◆ **Directions**
Below is a block of records. Copy every line in it that contains the word "channel".

◆ **Provided data**
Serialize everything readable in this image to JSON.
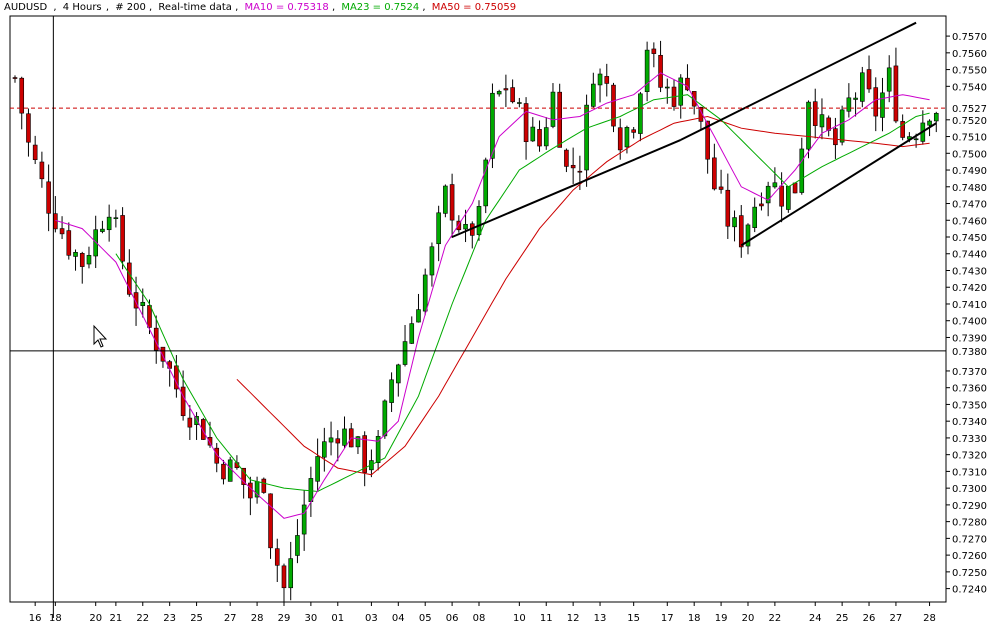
{
  "header": {
    "symbol": "AUDUSD",
    "timeframe": "4 Hours",
    "bars": "# 200",
    "feed": "Real-time data",
    "ma10_label": "MA10 = 0.75318",
    "ma23_label": "MA23 = 0.7524",
    "ma50_label": "MA50 = 0.75059",
    "separator": ",",
    "colors": {
      "text": "#000000",
      "ma10": "#cc00cc",
      "ma23": "#00aa00",
      "ma50": "#cc0000"
    }
  },
  "chart_data": {
    "type": "candlestick",
    "title": "AUDUSD , 4 Hours , # 200, Real-time data",
    "ylim": [
      0.7232,
      0.7582
    ],
    "y_ticks": [
      "0.7570",
      "0.7560",
      "0.7550",
      "0.7540",
      "0.7520",
      "0.7510",
      "0.7500",
      "0.7490",
      "0.7480",
      "0.7470",
      "0.7460",
      "0.7450",
      "0.7440",
      "0.7430",
      "0.7420",
      "0.7410",
      "0.7400",
      "0.7390",
      "0.7370",
      "0.7360",
      "0.7350",
      "0.7340",
      "0.7330",
      "0.7320",
      "0.7310",
      "0.7300",
      "0.7290",
      "0.7280",
      "0.7270",
      "0.7260",
      "0.7250",
      "0.7240"
    ],
    "x_ticks": [
      "16",
      "18",
      "20",
      "21",
      "22",
      "23",
      "25",
      "27",
      "28",
      "29",
      "30",
      "01",
      "03",
      "04",
      "05",
      "06",
      "08",
      "10",
      "11",
      "12",
      "13",
      "15",
      "17",
      "18",
      "19",
      "20",
      "22",
      "24",
      "25",
      "26",
      "27",
      "28"
    ],
    "x_tick_bar_index": [
      3,
      6,
      12,
      15,
      19,
      23,
      27,
      32,
      36,
      40,
      44,
      48,
      53,
      57,
      61,
      65,
      69,
      75,
      79,
      83,
      87,
      92,
      97,
      101,
      105,
      109,
      113,
      119,
      123,
      127,
      131,
      136
    ],
    "num_bars": 138,
    "anchors": [
      [
        0,
        0.7545
      ],
      [
        2,
        0.7505
      ],
      [
        5,
        0.747
      ],
      [
        8,
        0.7445
      ],
      [
        10,
        0.7435
      ],
      [
        14,
        0.747
      ],
      [
        17,
        0.742
      ],
      [
        20,
        0.7395
      ],
      [
        22,
        0.738
      ],
      [
        25,
        0.735
      ],
      [
        28,
        0.7335
      ],
      [
        30,
        0.7315
      ],
      [
        33,
        0.731
      ],
      [
        35,
        0.7295
      ],
      [
        37,
        0.7305
      ],
      [
        38,
        0.727
      ],
      [
        40,
        0.724
      ],
      [
        41,
        0.7255
      ],
      [
        43,
        0.729
      ],
      [
        45,
        0.732
      ],
      [
        48,
        0.7335
      ],
      [
        50,
        0.733
      ],
      [
        52,
        0.7315
      ],
      [
        54,
        0.7325
      ],
      [
        56,
        0.7365
      ],
      [
        59,
        0.74
      ],
      [
        62,
        0.744
      ],
      [
        64,
        0.7475
      ],
      [
        67,
        0.745
      ],
      [
        69,
        0.746
      ],
      [
        71,
        0.753
      ],
      [
        73,
        0.754
      ],
      [
        76,
        0.7515
      ],
      [
        78,
        0.7505
      ],
      [
        80,
        0.7535
      ],
      [
        82,
        0.749
      ],
      [
        84,
        0.7495
      ],
      [
        86,
        0.755
      ],
      [
        88,
        0.754
      ],
      [
        90,
        0.751
      ],
      [
        92,
        0.752
      ],
      [
        94,
        0.7565
      ],
      [
        96,
        0.754
      ],
      [
        98,
        0.7535
      ],
      [
        100,
        0.7545
      ],
      [
        102,
        0.7515
      ],
      [
        104,
        0.748
      ],
      [
        106,
        0.746
      ],
      [
        108,
        0.745
      ],
      [
        110,
        0.747
      ],
      [
        112,
        0.7485
      ],
      [
        114,
        0.7475
      ],
      [
        116,
        0.748
      ],
      [
        118,
        0.7535
      ],
      [
        120,
        0.7515
      ],
      [
        122,
        0.7505
      ],
      [
        124,
        0.753
      ],
      [
        126,
        0.754
      ],
      [
        128,
        0.7525
      ],
      [
        130,
        0.7545
      ],
      [
        132,
        0.751
      ],
      [
        134,
        0.7515
      ],
      [
        136,
        0.7527
      ]
    ],
    "ma10_anchors": [
      [
        6,
        0.746
      ],
      [
        10,
        0.7455
      ],
      [
        15,
        0.7435
      ],
      [
        20,
        0.7395
      ],
      [
        25,
        0.7355
      ],
      [
        30,
        0.732
      ],
      [
        35,
        0.73
      ],
      [
        40,
        0.7282
      ],
      [
        43,
        0.7285
      ],
      [
        46,
        0.7305
      ],
      [
        50,
        0.733
      ],
      [
        54,
        0.7328
      ],
      [
        57,
        0.734
      ],
      [
        60,
        0.739
      ],
      [
        64,
        0.7445
      ],
      [
        68,
        0.747
      ],
      [
        72,
        0.751
      ],
      [
        76,
        0.7525
      ],
      [
        80,
        0.752
      ],
      [
        84,
        0.7522
      ],
      [
        88,
        0.753
      ],
      [
        92,
        0.7535
      ],
      [
        96,
        0.7548
      ],
      [
        100,
        0.754
      ],
      [
        104,
        0.751
      ],
      [
        108,
        0.748
      ],
      [
        112,
        0.7472
      ],
      [
        116,
        0.749
      ],
      [
        120,
        0.7512
      ],
      [
        124,
        0.752
      ],
      [
        128,
        0.7532
      ],
      [
        132,
        0.7535
      ],
      [
        136,
        0.7532
      ]
    ],
    "ma23_anchors": [
      [
        15,
        0.744
      ],
      [
        20,
        0.741
      ],
      [
        25,
        0.7365
      ],
      [
        30,
        0.733
      ],
      [
        35,
        0.7305
      ],
      [
        40,
        0.73
      ],
      [
        45,
        0.7298
      ],
      [
        50,
        0.7308
      ],
      [
        55,
        0.7318
      ],
      [
        60,
        0.7355
      ],
      [
        65,
        0.741
      ],
      [
        70,
        0.746
      ],
      [
        75,
        0.749
      ],
      [
        80,
        0.7503
      ],
      [
        85,
        0.7515
      ],
      [
        90,
        0.7522
      ],
      [
        95,
        0.7532
      ],
      [
        100,
        0.7535
      ],
      [
        105,
        0.752
      ],
      [
        110,
        0.75
      ],
      [
        115,
        0.748
      ],
      [
        120,
        0.7492
      ],
      [
        125,
        0.7502
      ],
      [
        130,
        0.7512
      ],
      [
        134,
        0.7522
      ],
      [
        136,
        0.7524
      ]
    ],
    "ma50_anchors": [
      [
        33,
        0.7365
      ],
      [
        38,
        0.7345
      ],
      [
        43,
        0.7325
      ],
      [
        48,
        0.7312
      ],
      [
        53,
        0.7308
      ],
      [
        58,
        0.7325
      ],
      [
        63,
        0.7355
      ],
      [
        68,
        0.739
      ],
      [
        73,
        0.7425
      ],
      [
        78,
        0.7455
      ],
      [
        83,
        0.7478
      ],
      [
        88,
        0.7495
      ],
      [
        93,
        0.7508
      ],
      [
        98,
        0.7518
      ],
      [
        103,
        0.7522
      ],
      [
        108,
        0.7515
      ],
      [
        113,
        0.7512
      ],
      [
        118,
        0.751
      ],
      [
        123,
        0.7508
      ],
      [
        128,
        0.7506
      ],
      [
        132,
        0.7504
      ],
      [
        136,
        0.7506
      ]
    ],
    "trendlines": [
      {
        "name": "lower-left-channel",
        "from": [
          65,
          0.745
        ],
        "to": [
          99,
          0.7508
        ]
      },
      {
        "name": "upper-left-channel",
        "from": [
          99,
          0.7508
        ],
        "to": [
          134,
          0.7578
        ]
      },
      {
        "name": "lower-right-channel",
        "from": [
          108,
          0.7445
        ],
        "to": [
          137,
          0.7518
        ]
      }
    ],
    "levels": {
      "dashed": {
        "value": 0.7527,
        "label": "0.7527",
        "color": "#cc0000"
      },
      "crosshair": {
        "value": 0.7382,
        "label": "0.7380",
        "color": "#0000cc",
        "x_bar": 6
      }
    },
    "colors": {
      "bull": "#00aa00",
      "bear": "#cc0000",
      "wick": "#000000",
      "ma10": "#cc00cc",
      "ma23": "#00aa00",
      "ma50": "#cc0000",
      "trend": "#000000"
    }
  }
}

◆ **Solution to the exercise**
        "name": "lower-left-channel",
        "name": "upper-left-channel",
        "name": "lower-right-channel",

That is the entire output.